Description of the task: Which lines in the records below contain the word "obrotów"? Copy each of those lines in full.

Exercise material:
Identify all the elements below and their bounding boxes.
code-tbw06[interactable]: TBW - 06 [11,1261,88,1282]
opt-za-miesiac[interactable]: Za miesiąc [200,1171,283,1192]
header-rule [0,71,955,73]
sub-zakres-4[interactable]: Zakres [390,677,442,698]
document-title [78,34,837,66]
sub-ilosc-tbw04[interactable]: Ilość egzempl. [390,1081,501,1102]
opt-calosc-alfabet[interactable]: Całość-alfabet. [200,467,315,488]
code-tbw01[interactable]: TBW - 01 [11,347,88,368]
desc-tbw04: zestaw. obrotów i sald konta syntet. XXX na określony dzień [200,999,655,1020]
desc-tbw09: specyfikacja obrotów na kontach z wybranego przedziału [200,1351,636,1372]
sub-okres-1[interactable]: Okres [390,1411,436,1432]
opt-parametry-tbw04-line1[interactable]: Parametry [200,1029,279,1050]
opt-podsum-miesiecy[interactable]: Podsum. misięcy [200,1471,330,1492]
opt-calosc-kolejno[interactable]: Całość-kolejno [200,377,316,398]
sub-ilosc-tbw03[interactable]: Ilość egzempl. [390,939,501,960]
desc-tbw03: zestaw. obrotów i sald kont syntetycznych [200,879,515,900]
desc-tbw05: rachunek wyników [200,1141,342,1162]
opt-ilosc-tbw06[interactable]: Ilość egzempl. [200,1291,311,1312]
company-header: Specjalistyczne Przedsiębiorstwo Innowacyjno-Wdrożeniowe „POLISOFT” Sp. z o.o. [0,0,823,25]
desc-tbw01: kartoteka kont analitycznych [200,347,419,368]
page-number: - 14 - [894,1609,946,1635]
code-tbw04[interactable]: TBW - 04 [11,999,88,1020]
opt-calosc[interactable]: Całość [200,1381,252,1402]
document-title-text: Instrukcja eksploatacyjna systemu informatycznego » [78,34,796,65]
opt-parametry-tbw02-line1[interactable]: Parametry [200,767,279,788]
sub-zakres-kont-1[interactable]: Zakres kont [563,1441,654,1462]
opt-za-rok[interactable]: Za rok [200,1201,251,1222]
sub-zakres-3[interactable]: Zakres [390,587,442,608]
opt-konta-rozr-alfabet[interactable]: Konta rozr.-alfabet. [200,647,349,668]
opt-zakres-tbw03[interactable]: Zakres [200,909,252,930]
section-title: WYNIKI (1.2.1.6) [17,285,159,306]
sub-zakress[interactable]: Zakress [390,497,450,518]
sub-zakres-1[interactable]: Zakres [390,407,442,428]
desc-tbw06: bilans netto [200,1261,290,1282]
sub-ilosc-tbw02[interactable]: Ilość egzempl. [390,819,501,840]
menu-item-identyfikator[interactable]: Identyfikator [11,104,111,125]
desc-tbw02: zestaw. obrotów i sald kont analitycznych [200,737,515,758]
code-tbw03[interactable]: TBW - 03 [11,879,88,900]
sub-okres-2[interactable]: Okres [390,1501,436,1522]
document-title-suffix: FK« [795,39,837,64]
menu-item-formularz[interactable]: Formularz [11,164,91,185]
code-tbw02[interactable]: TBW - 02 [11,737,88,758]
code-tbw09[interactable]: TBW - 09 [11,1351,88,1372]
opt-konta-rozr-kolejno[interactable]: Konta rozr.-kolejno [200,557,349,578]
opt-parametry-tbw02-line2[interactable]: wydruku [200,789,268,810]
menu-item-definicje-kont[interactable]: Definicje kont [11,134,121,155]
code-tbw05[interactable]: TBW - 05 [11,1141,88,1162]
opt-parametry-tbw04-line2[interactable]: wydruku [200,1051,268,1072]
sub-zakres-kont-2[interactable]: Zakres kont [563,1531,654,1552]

Finished task:
desc-tbw04: zestaw. obrotów i sald konta syntet. XXX na określony dzień [200,999,655,1020]
desc-tbw09: specyfikacja obrotów na kontach z wybranego przedziału [200,1351,636,1372]
desc-tbw03: zestaw. obrotów i sald kont syntetycznych [200,879,515,900]
desc-tbw02: zestaw. obrotów i sald kont analitycznych [200,737,515,758]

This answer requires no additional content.